» PROBLEMS TO WORK ON:
#1 In the pgvector guide:
(a) What default port does it recommend keeping?
(b) What did the writer install on Windows to get the C compiler and libraries?
(c) Which tool does it use to generate embeddings?
#2 Can you revise the technical figure listing from its first line up to and including the line that contains "The lens 32d is at (292, 280).", replacing "side view" with "lateral view" and leaving everything else unchanged? Return only those lines.

» QUOTED TEXT:
PostgreSQL for AI: Storing and Searching Embeddings with pgvector
Summary
Vector databases are essential for modern AI applications like semantic search, recommendation systems, and natural language processing. They allow us to store and query high-dimensional vectors efficiently. With the pgvector extension PostgreSQL becomes a powerful vector database, enabling you to combine traditional relational data with vector-based operations.
In this post, we will walk through the full process:
Installing PostgreSQL and pgvector Setting up a vector-enabled database Generating embeddings using Ollama Running similarity queries with Python By the end, you’ll be able to store, query, and compare high-dimensional vectors in PostgreSQL, opening up new possibilities for AI-powered applications.
Installing PostgreSQL
- Download the Installer:
Head to the official PostgreSQL website: postgresql.org/downloads/ Choose your operating system (Windows, macOS, Linux). Download the appropriate installer.
- Run the Installer:
Launch the downloaded installer. Follow the on-screen instructions. Key points during installation:
- Installation Directory: Choose where you want to install Postgres. If you’re going to use a lot of data you want to install postgres on your largest drive. Components: It is recommended to install the PostgreSQL Server, pgAdmin 4, Stack Builder, and Command Line Tools.
- Data Directory: Select where database files will be stored.
- Password: Set a strong password for the “postgres” superuser. Remember this password!
- Port: The default port is 5432. It’s usually best to leave it as is.
- Locale Here: Select your preferred locale. I just used the default.
- Verify the Installation:
pgAdmin: If you installed pgAdmin, open it. You should be able to connect to your PostgreSQL server using the “postgres” user and the password you set.
Installing the pgvector extension
Windows installation
I work on windows. For some AI things it can be challenging to get working.
- Clone the repo: pgvector.
- Compiler: For me I had to install the Visual Studio Community Edition, specifically you need the c compiler and libraries.
- PGROOT You must know where PostgreSQL is installed
- Compile the project
set "PGROOT=C:\Program Files\PostgreSQL\16"
git clone https://github.com/pgvector/pgvector.git
cd pgvector
nmake /F Makefile.win
nmake /F Makefile.win install
Check the console output to ensure everything installed successfully.

Stored data entries:

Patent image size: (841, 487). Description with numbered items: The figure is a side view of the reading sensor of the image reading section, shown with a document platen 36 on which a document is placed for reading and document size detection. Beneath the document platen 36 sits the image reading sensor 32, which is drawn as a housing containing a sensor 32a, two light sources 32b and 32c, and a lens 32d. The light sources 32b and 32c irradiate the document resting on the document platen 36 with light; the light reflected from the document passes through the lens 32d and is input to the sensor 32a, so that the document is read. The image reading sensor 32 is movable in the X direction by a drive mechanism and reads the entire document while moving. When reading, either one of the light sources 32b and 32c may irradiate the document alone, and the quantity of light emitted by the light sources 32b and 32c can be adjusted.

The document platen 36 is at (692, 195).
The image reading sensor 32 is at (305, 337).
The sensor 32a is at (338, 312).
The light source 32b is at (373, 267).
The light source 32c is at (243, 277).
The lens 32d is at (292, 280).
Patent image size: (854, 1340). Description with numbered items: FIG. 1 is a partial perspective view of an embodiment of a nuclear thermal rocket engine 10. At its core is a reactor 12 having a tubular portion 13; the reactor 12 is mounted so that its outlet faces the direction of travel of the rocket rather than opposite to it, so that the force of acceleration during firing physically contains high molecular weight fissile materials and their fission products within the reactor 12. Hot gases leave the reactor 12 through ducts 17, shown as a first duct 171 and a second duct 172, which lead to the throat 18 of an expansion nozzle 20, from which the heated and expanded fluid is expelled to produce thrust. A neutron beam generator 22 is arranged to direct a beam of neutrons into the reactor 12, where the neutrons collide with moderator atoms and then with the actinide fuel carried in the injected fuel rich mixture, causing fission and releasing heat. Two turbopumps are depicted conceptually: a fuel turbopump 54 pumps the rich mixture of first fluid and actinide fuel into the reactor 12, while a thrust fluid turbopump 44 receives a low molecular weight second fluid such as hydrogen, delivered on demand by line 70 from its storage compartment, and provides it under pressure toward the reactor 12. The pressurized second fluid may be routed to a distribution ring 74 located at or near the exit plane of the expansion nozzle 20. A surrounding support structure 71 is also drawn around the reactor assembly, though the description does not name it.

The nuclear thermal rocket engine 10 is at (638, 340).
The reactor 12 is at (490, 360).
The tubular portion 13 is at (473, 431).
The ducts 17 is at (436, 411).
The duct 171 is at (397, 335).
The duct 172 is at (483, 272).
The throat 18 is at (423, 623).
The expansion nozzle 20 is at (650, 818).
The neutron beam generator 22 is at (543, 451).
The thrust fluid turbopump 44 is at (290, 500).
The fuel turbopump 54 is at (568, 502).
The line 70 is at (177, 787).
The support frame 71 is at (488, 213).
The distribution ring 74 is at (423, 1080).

» FINAL RESULTS:
#1
(a) 5432
(b) Visual Studio Community Edition
(c) Ollama

#2
Patent image size: (841, 487). Description with numbered items: The figure is a lateral view of the reading sensor of the image reading section, shown with a document platen 36 on which a document is placed for reading and document size detection. Beneath the document platen 36 sits the image reading sensor 32, which is drawn as a housing containing a sensor 32a, two light sources 32b and 32c, and a lens 32d. The light sources 32b and 32c irradiate the document resting on the document platen 36 with light; the light reflected from the document passes through the lens 32d and is input to the sensor 32a, so that the document is read. The image reading sensor 32 is movable in the X direction by a drive mechanism and reads the entire document while moving. When reading, either one of the light sources 32b and 32c may irradiate the document alone, and the quantity of light emitted by the light sources 32b and 32c can be adjusted.

The document platen 36 is at (692, 195).
The image reading sensor 32 is at (305, 337).
The sensor 32a is at (338, 312).
The light source 32b is at (373, 267).
The light source 32c is at (243, 277).
The lens 32d is at (292, 280).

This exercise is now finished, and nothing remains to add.